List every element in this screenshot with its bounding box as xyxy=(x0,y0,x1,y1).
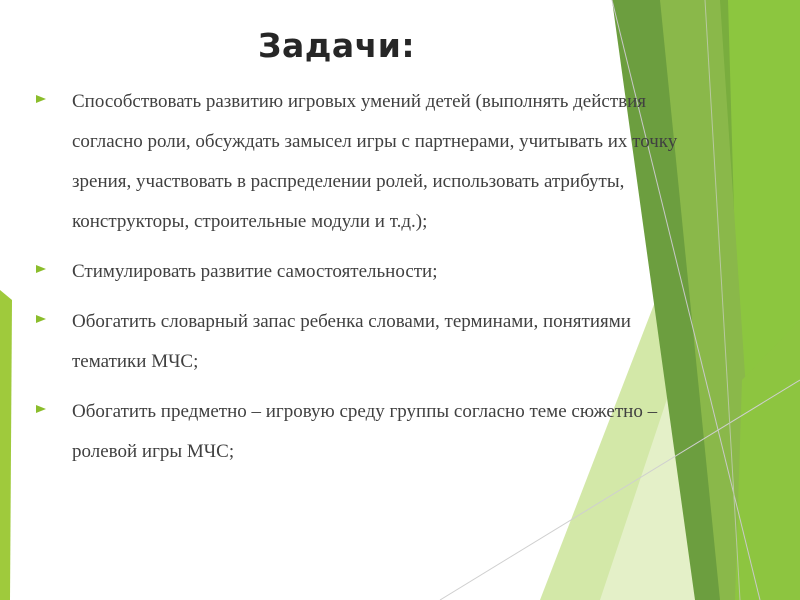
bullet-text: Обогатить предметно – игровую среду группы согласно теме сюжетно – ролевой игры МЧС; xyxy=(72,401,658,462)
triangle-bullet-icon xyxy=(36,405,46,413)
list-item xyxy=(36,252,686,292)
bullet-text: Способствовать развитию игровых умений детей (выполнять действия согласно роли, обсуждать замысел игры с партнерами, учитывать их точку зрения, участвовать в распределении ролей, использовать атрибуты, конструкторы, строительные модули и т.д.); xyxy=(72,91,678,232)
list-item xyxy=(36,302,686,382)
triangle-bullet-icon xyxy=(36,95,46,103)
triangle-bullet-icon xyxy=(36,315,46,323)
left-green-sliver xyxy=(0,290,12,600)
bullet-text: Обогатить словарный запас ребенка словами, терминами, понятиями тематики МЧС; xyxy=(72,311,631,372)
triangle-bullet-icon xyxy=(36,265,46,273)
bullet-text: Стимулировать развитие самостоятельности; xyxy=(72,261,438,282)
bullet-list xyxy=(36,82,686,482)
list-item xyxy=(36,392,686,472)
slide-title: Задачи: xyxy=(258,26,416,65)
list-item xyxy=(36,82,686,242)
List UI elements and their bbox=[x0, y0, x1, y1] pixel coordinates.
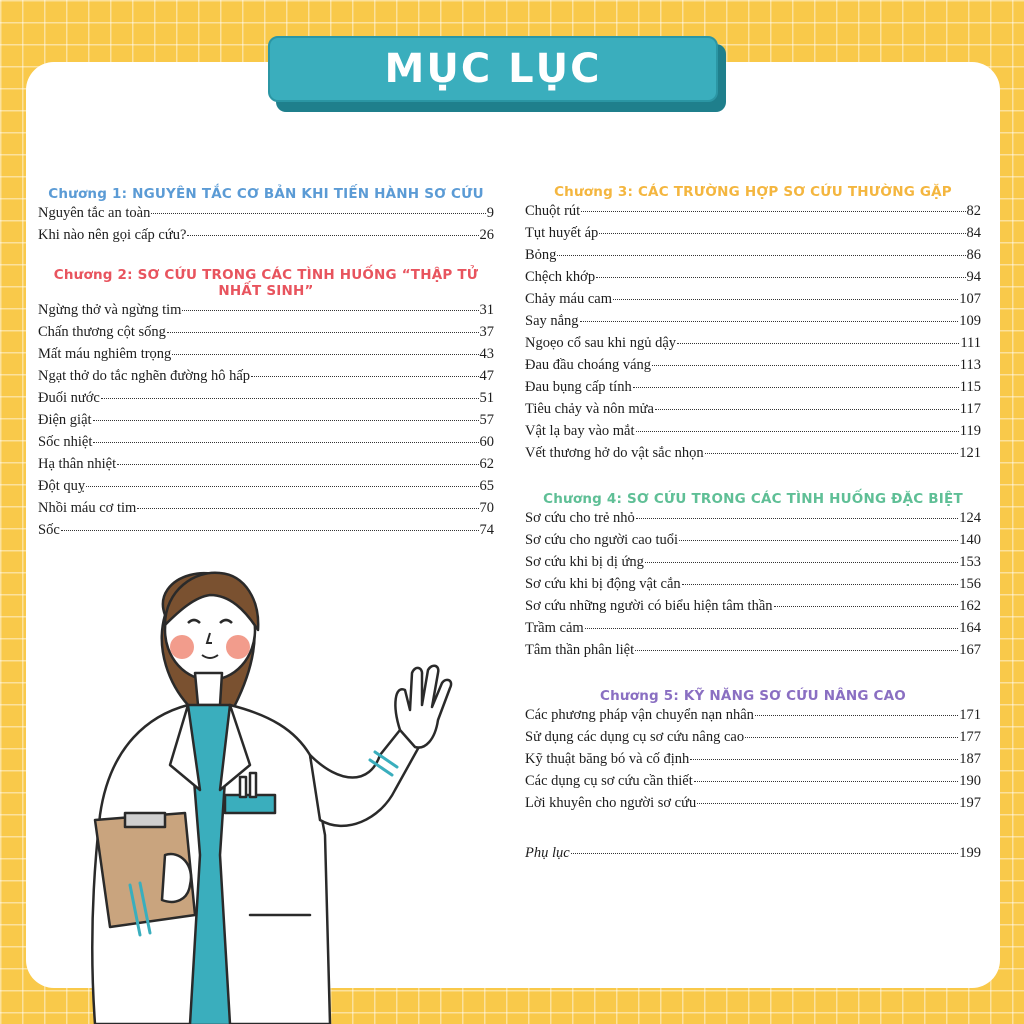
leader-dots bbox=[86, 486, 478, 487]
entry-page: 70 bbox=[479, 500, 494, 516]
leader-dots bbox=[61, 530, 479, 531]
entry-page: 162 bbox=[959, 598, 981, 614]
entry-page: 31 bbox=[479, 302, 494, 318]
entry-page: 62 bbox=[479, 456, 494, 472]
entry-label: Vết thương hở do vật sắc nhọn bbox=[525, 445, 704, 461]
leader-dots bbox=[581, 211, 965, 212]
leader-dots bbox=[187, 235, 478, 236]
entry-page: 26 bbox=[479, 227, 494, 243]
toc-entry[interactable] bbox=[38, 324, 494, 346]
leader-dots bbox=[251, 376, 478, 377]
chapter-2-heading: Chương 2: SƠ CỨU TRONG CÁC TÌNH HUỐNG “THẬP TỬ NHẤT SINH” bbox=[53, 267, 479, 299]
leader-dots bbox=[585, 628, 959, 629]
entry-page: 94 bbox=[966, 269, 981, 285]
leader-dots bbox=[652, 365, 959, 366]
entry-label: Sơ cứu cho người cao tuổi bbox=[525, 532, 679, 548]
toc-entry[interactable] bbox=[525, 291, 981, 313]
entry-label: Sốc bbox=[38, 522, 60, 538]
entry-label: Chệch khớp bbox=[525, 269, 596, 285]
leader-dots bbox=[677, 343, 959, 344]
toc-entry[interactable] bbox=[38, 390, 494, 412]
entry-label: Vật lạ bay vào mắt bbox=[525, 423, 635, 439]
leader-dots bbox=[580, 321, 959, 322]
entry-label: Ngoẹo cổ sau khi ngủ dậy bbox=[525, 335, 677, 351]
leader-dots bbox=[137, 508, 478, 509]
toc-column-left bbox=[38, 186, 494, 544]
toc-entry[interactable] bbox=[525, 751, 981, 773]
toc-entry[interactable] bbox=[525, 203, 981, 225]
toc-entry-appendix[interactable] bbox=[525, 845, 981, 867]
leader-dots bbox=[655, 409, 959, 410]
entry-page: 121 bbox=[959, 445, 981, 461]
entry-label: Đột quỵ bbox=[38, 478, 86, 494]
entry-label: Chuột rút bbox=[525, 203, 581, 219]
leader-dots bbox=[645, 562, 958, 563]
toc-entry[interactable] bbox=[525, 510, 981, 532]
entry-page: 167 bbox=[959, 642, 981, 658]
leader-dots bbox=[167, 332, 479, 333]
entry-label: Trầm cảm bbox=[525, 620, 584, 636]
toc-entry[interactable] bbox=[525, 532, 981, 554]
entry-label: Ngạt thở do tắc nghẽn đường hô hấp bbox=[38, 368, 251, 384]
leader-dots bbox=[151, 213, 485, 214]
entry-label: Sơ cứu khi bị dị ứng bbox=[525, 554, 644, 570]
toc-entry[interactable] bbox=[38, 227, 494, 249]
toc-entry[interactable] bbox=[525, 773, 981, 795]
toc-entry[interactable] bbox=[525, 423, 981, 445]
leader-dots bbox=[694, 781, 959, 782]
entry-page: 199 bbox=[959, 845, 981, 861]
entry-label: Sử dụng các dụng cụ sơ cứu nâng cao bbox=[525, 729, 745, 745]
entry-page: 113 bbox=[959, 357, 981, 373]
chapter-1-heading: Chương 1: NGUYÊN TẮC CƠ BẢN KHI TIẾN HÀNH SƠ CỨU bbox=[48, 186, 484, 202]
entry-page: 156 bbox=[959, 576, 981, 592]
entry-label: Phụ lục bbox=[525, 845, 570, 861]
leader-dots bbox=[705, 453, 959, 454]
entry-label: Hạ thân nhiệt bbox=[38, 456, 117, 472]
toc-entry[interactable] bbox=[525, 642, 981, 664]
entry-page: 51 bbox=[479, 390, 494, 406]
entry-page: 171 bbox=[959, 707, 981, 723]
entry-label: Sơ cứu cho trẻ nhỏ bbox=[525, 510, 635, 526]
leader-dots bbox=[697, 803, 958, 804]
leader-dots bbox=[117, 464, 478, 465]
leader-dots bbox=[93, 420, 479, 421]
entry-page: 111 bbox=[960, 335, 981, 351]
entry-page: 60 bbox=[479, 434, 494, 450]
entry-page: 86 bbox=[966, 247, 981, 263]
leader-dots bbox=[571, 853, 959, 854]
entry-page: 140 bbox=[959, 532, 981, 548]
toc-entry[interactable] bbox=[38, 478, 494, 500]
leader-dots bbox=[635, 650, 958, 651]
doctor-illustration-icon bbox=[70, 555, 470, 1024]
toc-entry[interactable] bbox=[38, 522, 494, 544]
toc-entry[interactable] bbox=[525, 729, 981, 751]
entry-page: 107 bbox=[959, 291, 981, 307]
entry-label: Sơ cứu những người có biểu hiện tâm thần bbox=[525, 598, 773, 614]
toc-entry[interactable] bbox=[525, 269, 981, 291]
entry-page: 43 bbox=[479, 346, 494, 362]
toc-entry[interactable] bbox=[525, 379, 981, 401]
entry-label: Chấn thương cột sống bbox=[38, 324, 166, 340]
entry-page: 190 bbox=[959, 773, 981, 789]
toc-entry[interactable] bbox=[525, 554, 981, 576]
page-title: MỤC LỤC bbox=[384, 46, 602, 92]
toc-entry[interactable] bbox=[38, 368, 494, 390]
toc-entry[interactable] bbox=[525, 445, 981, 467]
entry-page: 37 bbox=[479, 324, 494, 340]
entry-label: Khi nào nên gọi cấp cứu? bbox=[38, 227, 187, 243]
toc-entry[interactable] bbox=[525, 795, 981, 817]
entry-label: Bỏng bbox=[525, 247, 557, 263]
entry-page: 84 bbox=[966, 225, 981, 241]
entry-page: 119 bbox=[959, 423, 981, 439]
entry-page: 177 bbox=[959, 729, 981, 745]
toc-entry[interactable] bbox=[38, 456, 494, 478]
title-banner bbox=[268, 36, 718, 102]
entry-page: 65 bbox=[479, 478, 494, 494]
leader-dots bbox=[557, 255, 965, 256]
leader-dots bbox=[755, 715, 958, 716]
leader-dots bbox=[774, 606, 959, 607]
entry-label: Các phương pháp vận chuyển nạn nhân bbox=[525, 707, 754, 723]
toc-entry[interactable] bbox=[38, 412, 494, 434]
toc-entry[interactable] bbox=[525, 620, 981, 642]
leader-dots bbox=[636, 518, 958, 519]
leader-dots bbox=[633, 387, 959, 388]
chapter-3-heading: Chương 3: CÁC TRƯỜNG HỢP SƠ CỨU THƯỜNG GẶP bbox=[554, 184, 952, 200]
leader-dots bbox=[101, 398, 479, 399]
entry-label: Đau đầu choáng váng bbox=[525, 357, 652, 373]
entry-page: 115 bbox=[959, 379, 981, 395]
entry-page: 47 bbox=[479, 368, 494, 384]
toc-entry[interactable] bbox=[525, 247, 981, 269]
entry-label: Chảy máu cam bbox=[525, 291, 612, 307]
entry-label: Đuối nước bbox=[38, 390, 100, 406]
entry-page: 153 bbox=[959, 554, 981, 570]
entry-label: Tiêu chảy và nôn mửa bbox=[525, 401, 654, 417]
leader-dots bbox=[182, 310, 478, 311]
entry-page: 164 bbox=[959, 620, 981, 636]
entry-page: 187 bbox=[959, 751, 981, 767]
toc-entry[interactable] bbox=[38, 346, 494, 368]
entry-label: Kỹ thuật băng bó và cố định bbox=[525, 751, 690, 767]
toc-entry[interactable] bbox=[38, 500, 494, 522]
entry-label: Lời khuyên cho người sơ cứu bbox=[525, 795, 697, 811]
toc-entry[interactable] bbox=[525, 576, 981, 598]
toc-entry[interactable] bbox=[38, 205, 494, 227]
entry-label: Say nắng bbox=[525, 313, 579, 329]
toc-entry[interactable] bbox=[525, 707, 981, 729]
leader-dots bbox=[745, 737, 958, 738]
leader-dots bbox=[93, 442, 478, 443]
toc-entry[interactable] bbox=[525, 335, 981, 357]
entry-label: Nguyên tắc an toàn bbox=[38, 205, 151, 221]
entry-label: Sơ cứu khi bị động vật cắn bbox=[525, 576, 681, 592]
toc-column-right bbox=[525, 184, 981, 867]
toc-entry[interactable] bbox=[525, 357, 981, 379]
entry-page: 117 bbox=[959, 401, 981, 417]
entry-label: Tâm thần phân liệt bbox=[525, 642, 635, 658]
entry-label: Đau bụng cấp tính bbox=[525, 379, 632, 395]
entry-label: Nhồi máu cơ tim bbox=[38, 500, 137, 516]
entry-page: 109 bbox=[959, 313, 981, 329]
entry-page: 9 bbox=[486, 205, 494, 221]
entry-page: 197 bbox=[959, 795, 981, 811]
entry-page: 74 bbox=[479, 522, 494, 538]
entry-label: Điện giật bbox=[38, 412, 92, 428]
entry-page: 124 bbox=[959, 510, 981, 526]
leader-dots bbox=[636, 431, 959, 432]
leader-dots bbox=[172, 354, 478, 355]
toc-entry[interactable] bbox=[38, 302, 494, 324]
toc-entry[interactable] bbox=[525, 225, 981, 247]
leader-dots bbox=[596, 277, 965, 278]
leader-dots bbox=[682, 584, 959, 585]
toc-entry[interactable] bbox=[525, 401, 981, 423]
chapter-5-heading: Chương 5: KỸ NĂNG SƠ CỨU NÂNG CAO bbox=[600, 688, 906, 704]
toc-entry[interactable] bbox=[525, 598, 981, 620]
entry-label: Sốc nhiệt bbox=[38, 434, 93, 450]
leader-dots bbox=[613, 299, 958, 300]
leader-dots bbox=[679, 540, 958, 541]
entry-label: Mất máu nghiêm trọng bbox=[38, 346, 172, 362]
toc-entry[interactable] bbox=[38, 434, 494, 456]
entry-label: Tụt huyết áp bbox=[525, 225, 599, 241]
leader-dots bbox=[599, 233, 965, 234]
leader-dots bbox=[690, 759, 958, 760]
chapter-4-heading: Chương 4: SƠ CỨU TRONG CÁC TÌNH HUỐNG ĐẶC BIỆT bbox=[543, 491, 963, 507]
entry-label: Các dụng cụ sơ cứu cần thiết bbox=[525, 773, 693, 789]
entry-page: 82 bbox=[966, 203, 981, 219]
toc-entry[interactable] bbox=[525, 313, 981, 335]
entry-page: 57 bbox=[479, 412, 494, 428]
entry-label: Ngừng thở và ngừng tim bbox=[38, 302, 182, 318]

|---|

> Required work
Convert the stretch of the listing from the line containing "bullet-text: Обогатить предметно" through the line containing "left-green-sliver xyxy=(0,290,12,600)" into a JSON list of strings, with one string per line and blank lines omitted.

> In response
[
  "bullet-text: Обогатить предметно – игровую среду группы согласно теме сюжетно – ролевой игры МЧС; xyxy=(72,401,658,462)",
  "triangle-bullet-icon xyxy=(36,405,46,413)",
  "list-item xyxy=(36,252,686,292)",
  "bullet-text: Способствовать развитию игровых умений детей (выполнять действия согласно роли, обсуждать замысел игры с партнерами, учитывать их точку зрения, участвовать в распределении ролей, использовать атрибуты, конструкторы, строительные модули и т.д.); xyxy=(72,91,678,232)",
  "list-item xyxy=(36,302,686,382)",
  "triangle-bullet-icon xyxy=(36,95,46,103)",
  "triangle-bullet-icon xyxy=(36,315,46,323)",
  "left-green-sliver xyxy=(0,290,12,600)"
]